» **Extracted records**:
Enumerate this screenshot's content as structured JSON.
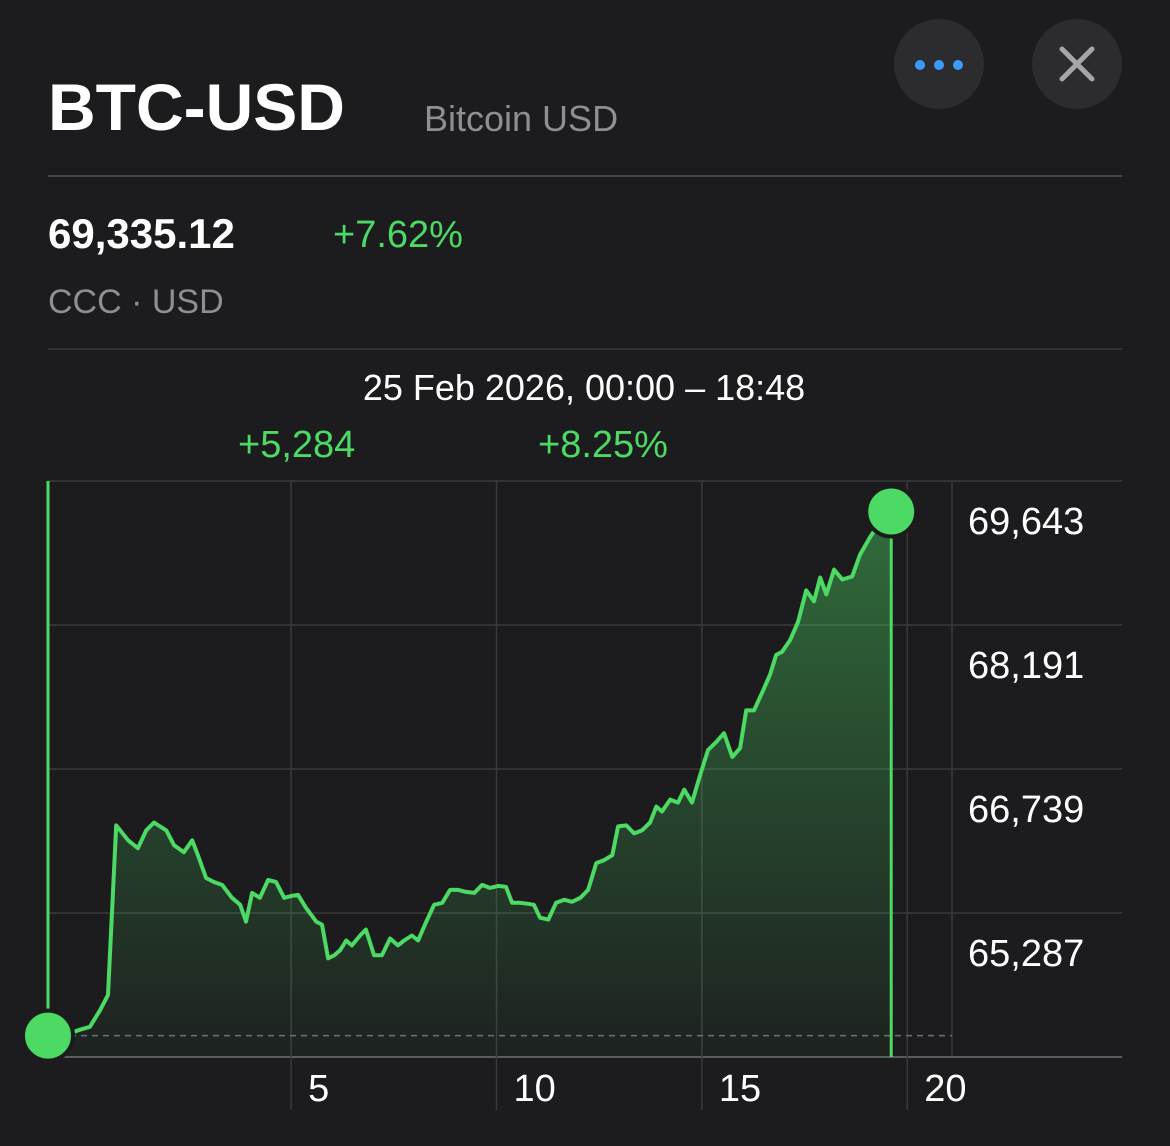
{
  "header": {
    "symbol": "BTC-USD",
    "name": "Bitcoin USD",
    "price": "69,335.12",
    "change": "+7.62%",
    "exchange": "CCC · USD"
  },
  "chart_data": {
    "type": "line",
    "subtitle": "25 Feb 2026, 00:00 – 18:48",
    "annotations": [
      "+5,284",
      "+8.25%"
    ],
    "x": [
      -0.92,
      -0.63,
      -0.14,
      0.1,
      0.35,
      0.54,
      0.74,
      1.03,
      1.27,
      1.47,
      1.66,
      1.96,
      2.15,
      2.39,
      2.59,
      2.73,
      2.93,
      3.12,
      3.32,
      3.56,
      3.76,
      3.9,
      4.05,
      4.24,
      4.44,
      4.63,
      4.83,
      5.02,
      5.17,
      5.36,
      5.61,
      5.75,
      5.9,
      6.05,
      6.19,
      6.34,
      6.48,
      6.68,
      6.82,
      7.02,
      7.21,
      7.41,
      7.6,
      7.75,
      7.94,
      8.09,
      8.29,
      8.48,
      8.68,
      8.87,
      9.07,
      9.26,
      9.46,
      9.65,
      9.84,
      10.04,
      10.23,
      10.38,
      10.57,
      10.77,
      10.91,
      11.06,
      11.26,
      11.45,
      11.65,
      11.84,
      12.04,
      12.23,
      12.43,
      12.62,
      12.82,
      12.96,
      13.16,
      13.35,
      13.54,
      13.74,
      13.89,
      14.03,
      14.23,
      14.42,
      14.57,
      14.76,
      14.96,
      15.15,
      15.35,
      15.54,
      15.74,
      15.93,
      16.08,
      16.27,
      16.47,
      16.66,
      16.81,
      16.95,
      17.15,
      17.34,
      17.54,
      17.73,
      17.88,
      18.03,
      18.22,
      18.42,
      18.66,
      18.85,
      19.1,
      19.34,
      19.61
    ],
    "series": [
      {
        "color": "#4cd964",
        "values": [
          64051,
          64040,
          64110,
          64140,
          64310,
          64460,
          66170,
          66020,
          65940,
          66120,
          66200,
          66120,
          65970,
          65900,
          66020,
          65870,
          65640,
          65600,
          65570,
          65440,
          65370,
          65200,
          65490,
          65440,
          65620,
          65600,
          65440,
          65460,
          65470,
          65340,
          65200,
          65170,
          64830,
          64860,
          64910,
          65010,
          64960,
          65060,
          65120,
          64860,
          64860,
          65030,
          64960,
          65010,
          65060,
          65010,
          65200,
          65370,
          65390,
          65520,
          65520,
          65500,
          65490,
          65570,
          65540,
          65560,
          65550,
          65390,
          65390,
          65380,
          65370,
          65240,
          65220,
          65390,
          65420,
          65400,
          65440,
          65520,
          65790,
          65820,
          65870,
          66160,
          66170,
          66090,
          66120,
          66200,
          66360,
          66310,
          66430,
          66400,
          66530,
          66400,
          66680,
          66930,
          67010,
          67100,
          66860,
          66950,
          67330,
          67330,
          67510,
          67690,
          67890,
          67920,
          68040,
          68220,
          68540,
          68430,
          68670,
          68500,
          68750,
          68650,
          68680,
          68900,
          69080,
          69230,
          69335.12
        ]
      }
    ],
    "xlim": [
      -0.92,
      21.09
    ],
    "ylim": [
      63835,
      69643
    ],
    "xticks": [
      5,
      10,
      15,
      20
    ],
    "yticks": [
      {
        "value": 65287,
        "label": "65,287"
      },
      {
        "value": 66739,
        "label": "66,739"
      },
      {
        "value": 68191,
        "label": "68,191"
      },
      {
        "value": 69643,
        "label": "69,643"
      }
    ],
    "grid": true,
    "reference_line": 64051
  }
}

» **What to produce**:
Show every line above in which the word "label" occurs.

» **Expected answer**:
        "label": "65,287"
        "label": "66,739"
        "label": "68,191"
        "label": "69,643"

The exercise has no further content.